:: Stored data entries ::
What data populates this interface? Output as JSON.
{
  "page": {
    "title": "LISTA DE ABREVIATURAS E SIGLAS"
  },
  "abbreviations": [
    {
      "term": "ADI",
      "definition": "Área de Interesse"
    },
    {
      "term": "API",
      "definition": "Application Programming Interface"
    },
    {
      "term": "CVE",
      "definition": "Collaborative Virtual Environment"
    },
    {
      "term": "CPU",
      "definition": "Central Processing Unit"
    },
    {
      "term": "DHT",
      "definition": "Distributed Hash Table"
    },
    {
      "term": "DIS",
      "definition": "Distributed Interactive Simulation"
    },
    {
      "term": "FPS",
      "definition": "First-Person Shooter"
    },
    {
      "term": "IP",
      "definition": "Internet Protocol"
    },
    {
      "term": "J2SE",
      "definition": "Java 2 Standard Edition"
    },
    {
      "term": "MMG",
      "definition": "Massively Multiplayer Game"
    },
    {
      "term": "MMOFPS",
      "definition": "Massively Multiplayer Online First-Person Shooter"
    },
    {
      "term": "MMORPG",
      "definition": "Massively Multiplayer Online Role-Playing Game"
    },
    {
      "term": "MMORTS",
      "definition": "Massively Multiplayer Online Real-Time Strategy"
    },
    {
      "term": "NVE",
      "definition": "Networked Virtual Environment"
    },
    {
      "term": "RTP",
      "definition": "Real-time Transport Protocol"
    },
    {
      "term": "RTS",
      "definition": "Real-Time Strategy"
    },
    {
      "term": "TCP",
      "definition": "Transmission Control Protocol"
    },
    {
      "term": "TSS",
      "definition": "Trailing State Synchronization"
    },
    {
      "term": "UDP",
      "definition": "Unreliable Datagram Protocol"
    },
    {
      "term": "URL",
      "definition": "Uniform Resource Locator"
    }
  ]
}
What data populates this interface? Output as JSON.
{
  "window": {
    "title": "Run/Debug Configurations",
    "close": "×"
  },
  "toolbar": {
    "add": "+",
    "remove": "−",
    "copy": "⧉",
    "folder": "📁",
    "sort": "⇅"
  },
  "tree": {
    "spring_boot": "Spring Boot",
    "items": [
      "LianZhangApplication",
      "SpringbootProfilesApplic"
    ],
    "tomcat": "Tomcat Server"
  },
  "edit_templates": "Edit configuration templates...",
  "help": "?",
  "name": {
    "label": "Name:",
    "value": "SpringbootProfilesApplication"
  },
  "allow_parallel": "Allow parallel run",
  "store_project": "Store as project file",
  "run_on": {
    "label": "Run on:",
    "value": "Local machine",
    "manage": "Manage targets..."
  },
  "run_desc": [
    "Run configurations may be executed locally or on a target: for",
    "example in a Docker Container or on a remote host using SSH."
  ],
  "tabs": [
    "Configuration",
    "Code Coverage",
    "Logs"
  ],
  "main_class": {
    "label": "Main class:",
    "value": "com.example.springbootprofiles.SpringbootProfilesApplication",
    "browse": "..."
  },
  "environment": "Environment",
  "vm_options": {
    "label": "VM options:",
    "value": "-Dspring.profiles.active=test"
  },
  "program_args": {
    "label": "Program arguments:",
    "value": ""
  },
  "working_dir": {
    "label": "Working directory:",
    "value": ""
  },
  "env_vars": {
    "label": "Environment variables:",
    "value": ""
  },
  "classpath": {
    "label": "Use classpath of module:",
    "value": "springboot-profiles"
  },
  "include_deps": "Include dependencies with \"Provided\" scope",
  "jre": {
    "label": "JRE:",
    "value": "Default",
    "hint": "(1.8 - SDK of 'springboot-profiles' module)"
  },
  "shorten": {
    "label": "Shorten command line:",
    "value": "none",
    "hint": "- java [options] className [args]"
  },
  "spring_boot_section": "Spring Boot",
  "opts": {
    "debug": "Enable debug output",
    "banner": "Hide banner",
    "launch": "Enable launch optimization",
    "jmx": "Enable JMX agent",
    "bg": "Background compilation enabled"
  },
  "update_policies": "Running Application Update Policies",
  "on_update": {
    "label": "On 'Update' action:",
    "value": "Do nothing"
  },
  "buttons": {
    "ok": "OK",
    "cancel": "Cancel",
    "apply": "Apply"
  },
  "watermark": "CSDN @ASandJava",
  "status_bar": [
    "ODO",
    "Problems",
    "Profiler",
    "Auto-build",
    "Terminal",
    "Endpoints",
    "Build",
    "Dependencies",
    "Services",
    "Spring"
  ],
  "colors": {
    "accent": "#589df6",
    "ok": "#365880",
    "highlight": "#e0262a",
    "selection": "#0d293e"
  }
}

:: Your goal ::
Locate the word "label" in the records and collect each line it appears in.

:: Response ::
    "label": "Name:",
    "label": "Run on:",
    "label": "Main class:",
    "label": "VM options:",
    "label": "Program arguments:",
    "label": "Working directory:",
    "label": "Environment variables:",
    "label": "Use classpath of module:",
    "label": "JRE:",
    "label": "Shorten command line:",
    "label": "On 'Update' action:",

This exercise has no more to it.